→ **Records to process**:
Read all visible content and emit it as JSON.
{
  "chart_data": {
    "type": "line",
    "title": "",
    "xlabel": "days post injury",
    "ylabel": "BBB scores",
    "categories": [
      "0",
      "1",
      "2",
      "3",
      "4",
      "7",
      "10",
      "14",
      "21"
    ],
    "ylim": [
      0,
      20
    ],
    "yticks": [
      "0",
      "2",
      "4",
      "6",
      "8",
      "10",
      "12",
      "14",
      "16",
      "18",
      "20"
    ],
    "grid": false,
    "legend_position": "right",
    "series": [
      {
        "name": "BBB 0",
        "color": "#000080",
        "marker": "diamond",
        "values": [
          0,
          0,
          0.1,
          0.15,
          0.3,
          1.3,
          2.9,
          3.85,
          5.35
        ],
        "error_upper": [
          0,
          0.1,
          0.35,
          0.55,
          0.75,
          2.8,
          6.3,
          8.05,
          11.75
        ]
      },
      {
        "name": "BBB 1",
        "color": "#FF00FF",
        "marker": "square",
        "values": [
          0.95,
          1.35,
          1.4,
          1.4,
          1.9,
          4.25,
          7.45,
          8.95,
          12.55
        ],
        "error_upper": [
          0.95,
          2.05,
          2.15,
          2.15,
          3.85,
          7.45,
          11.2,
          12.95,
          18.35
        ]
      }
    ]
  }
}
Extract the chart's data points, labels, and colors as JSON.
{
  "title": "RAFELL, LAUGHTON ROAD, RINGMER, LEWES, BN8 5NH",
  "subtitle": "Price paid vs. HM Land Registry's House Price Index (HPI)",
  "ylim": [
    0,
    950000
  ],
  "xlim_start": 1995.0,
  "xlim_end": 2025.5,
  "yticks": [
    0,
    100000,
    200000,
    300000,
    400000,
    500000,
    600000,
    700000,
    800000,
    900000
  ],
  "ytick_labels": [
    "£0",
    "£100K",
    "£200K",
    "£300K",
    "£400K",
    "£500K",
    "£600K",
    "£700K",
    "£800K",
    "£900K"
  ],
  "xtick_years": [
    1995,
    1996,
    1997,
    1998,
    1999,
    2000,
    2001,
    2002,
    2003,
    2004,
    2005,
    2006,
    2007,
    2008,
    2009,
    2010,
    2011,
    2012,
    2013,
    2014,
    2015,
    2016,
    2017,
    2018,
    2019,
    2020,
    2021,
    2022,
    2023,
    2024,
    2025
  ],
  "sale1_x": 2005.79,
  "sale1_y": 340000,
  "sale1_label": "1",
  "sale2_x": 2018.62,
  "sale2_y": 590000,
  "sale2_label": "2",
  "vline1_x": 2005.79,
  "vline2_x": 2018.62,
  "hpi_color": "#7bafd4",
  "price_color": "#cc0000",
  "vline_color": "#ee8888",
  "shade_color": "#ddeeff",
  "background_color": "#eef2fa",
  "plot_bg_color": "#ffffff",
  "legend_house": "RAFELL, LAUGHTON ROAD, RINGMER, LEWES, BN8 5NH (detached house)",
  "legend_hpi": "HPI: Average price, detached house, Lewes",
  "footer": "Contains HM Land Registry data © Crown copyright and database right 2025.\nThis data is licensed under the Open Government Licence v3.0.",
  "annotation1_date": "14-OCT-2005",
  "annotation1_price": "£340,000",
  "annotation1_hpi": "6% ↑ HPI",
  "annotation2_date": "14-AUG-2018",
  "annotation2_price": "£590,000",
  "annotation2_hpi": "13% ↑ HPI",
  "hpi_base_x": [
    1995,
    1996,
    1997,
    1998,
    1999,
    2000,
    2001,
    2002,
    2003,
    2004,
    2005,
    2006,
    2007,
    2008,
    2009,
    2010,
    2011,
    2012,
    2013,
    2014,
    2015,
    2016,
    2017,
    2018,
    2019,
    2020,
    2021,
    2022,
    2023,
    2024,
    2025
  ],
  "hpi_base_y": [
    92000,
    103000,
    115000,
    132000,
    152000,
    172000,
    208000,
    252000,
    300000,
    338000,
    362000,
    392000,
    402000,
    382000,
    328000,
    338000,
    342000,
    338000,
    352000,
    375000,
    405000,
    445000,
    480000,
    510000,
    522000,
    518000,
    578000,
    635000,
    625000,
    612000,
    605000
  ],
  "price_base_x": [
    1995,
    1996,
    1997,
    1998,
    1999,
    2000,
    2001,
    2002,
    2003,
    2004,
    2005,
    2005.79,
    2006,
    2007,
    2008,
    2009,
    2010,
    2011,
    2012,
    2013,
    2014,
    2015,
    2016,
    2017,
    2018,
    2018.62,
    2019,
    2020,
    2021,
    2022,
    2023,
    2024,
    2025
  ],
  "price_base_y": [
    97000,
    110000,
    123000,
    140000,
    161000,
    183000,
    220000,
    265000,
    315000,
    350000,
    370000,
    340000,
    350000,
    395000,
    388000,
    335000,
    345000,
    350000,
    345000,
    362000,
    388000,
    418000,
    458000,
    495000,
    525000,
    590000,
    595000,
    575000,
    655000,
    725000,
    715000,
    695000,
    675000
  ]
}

→ **Objective**: Exact copies of all the records are required.

→ **Task answer**:
Read all visible content and emit it as JSON.
{
  "chart_data": {
    "type": "line",
    "title": "",
    "xlabel": "days post injury",
    "ylabel": "BBB scores",
    "categories": [
      "0",
      "1",
      "2",
      "3",
      "4",
      "7",
      "10",
      "14",
      "21"
    ],
    "ylim": [
      0,
      20
    ],
    "yticks": [
      "0",
      "2",
      "4",
      "6",
      "8",
      "10",
      "12",
      "14",
      "16",
      "18",
      "20"
    ],
    "grid": false,
    "legend_position": "right",
    "series": [
      {
        "name": "BBB 0",
        "color": "#000080",
        "marker": "diamond",
        "values": [
          0,
          0,
          0.1,
          0.15,
          0.3,
          1.3,
          2.9,
          3.85,
          5.35
        ],
        "error_upper": [
          0,
          0.1,
          0.35,
          0.55,
          0.75,
          2.8,
          6.3,
          8.05,
          11.75
        ]
      },
      {
        "name": "BBB 1",
        "color": "#FF00FF",
        "marker": "square",
        "values": [
          0.95,
          1.35,
          1.4,
          1.4,
          1.9,
          4.25,
          7.45,
          8.95,
          12.55
        ],
        "error_upper": [
          0.95,
          2.05,
          2.15,
          2.15,
          3.85,
          7.45,
          11.2,
          12.95,
          18.35
        ]
      }
    ]
  }
}
Extract the chart's data points, labels, and colors as JSON.
{
  "title": "RAFELL, LAUGHTON ROAD, RINGMER, LEWES, BN8 5NH",
  "subtitle": "Price paid vs. HM Land Registry's House Price Index (HPI)",
  "ylim": [
    0,
    950000
  ],
  "xlim_start": 1995.0,
  "xlim_end": 2025.5,
  "yticks": [
    0,
    100000,
    200000,
    300000,
    400000,
    500000,
    600000,
    700000,
    800000,
    900000
  ],
  "ytick_labels": [
    "£0",
    "£100K",
    "£200K",
    "£300K",
    "£400K",
    "£500K",
    "£600K",
    "£700K",
    "£800K",
    "£900K"
  ],
  "xtick_years": [
    1995,
    1996,
    1997,
    1998,
    1999,
    2000,
    2001,
    2002,
    2003,
    2004,
    2005,
    2006,
    2007,
    2008,
    2009,
    2010,
    2011,
    2012,
    2013,
    2014,
    2015,
    2016,
    2017,
    2018,
    2019,
    2020,
    2021,
    2022,
    2023,
    2024,
    2025
  ],
  "sale1_x": 2005.79,
  "sale1_y": 340000,
  "sale1_label": "1",
  "sale2_x": 2018.62,
  "sale2_y": 590000,
  "sale2_label": "2",
  "vline1_x": 2005.79,
  "vline2_x": 2018.62,
  "hpi_color": "#7bafd4",
  "price_color": "#cc0000",
  "vline_color": "#ee8888",
  "shade_color": "#ddeeff",
  "background_color": "#eef2fa",
  "plot_bg_color": "#ffffff",
  "legend_house": "RAFELL, LAUGHTON ROAD, RINGMER, LEWES, BN8 5NH (detached house)",
  "legend_hpi": "HPI: Average price, detached house, Lewes",
  "footer": "Contains HM Land Registry data © Crown copyright and database right 2025.\nThis data is licensed under the Open Government Licence v3.0.",
  "annotation1_date": "14-OCT-2005",
  "annotation1_price": "£340,000",
  "annotation1_hpi": "6% ↑ HPI",
  "annotation2_date": "14-AUG-2018",
  "annotation2_price": "£590,000",
  "annotation2_hpi": "13% ↑ HPI",
  "hpi_base_x": [
    1995,
    1996,
    1997,
    1998,
    1999,
    2000,
    2001,
    2002,
    2003,
    2004,
    2005,
    2006,
    2007,
    2008,
    2009,
    2010,
    2011,
    2012,
    2013,
    2014,
    2015,
    2016,
    2017,
    2018,
    2019,
    2020,
    2021,
    2022,
    2023,
    2024,
    2025
  ],
  "hpi_base_y": [
    92000,
    103000,
    115000,
    132000,
    152000,
    172000,
    208000,
    252000,
    300000,
    338000,
    362000,
    392000,
    402000,
    382000,
    328000,
    338000,
    342000,
    338000,
    352000,
    375000,
    405000,
    445000,
    480000,
    510000,
    522000,
    518000,
    578000,
    635000,
    625000,
    612000,
    605000
  ],
  "price_base_x": [
    1995,
    1996,
    1997,
    1998,
    1999,
    2000,
    2001,
    2002,
    2003,
    2004,
    2005,
    2005.79,
    2006,
    2007,
    2008,
    2009,
    2010,
    2011,
    2012,
    2013,
    2014,
    2015,
    2016,
    2017,
    2018,
    2018.62,
    2019,
    2020,
    2021,
    2022,
    2023,
    2024,
    2025
  ],
  "price_base_y": [
    97000,
    110000,
    123000,
    140000,
    161000,
    183000,
    220000,
    265000,
    315000,
    350000,
    370000,
    340000,
    350000,
    395000,
    388000,
    335000,
    345000,
    350000,
    345000,
    362000,
    388000,
    418000,
    458000,
    495000,
    525000,
    590000,
    595000,
    575000,
    655000,
    725000,
    715000,
    695000,
    675000
  ]
}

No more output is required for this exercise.